**Your objective**
Exactly reproduce the line that contains "Extract all readable text from this page." and all lines after it in the entries below, through the very last line.

Transcription dataset entries
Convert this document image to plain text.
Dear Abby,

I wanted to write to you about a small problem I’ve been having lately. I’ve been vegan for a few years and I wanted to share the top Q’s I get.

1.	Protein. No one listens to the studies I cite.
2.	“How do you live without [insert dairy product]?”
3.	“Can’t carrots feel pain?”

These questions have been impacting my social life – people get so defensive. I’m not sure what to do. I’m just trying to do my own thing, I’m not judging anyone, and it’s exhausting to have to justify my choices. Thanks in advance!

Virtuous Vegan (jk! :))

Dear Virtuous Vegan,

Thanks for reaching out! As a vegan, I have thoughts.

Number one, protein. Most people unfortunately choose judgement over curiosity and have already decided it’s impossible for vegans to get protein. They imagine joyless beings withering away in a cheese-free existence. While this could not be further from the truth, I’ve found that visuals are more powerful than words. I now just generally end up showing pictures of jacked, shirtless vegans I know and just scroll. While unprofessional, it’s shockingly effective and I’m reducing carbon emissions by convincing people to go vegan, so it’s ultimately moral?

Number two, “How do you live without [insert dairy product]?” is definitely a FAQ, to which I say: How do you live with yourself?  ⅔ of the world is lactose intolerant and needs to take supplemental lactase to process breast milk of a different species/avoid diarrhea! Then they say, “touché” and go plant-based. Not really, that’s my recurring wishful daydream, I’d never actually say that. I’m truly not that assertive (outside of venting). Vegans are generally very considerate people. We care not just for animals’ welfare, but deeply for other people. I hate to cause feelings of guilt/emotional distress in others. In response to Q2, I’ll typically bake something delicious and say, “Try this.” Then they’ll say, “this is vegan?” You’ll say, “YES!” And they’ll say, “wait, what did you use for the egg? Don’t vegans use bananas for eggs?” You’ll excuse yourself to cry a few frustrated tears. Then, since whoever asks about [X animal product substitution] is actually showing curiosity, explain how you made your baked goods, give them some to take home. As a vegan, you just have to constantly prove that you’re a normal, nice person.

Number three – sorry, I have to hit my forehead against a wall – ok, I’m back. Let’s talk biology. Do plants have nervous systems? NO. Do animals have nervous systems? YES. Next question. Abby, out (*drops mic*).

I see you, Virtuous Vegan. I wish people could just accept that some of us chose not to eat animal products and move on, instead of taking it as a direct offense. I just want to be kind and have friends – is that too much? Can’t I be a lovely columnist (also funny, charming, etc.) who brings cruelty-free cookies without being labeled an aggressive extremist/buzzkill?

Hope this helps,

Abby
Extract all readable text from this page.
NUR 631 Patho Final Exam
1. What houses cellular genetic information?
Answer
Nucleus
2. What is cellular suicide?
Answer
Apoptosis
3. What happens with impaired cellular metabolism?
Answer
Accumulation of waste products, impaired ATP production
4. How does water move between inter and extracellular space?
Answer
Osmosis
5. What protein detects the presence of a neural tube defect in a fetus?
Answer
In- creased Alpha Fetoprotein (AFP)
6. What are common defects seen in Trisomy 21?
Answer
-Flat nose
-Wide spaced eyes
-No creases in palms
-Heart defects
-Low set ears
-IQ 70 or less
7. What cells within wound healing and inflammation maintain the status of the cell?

**Finished exercise**
Extract all readable text from this page.
NUR 631 Patho Final Exam
1. What houses cellular genetic information?
Answer
Nucleus
2. What is cellular suicide?
Answer
Apoptosis
3. What happens with impaired cellular metabolism?
Answer
Accumulation of waste products, impaired ATP production
4. How does water move between inter and extracellular space?
Answer
Osmosis
5. What protein detects the presence of a neural tube defect in a fetus?
Answer
In- creased Alpha Fetoprotein (AFP)
6. What are common defects seen in Trisomy 21?
Answer
-Flat nose
-Wide spaced eyes
-No creases in palms
-Heart defects
-Low set ears
-IQ 70 or less
7. What cells within wound healing and inflammation maintain the status of the cell?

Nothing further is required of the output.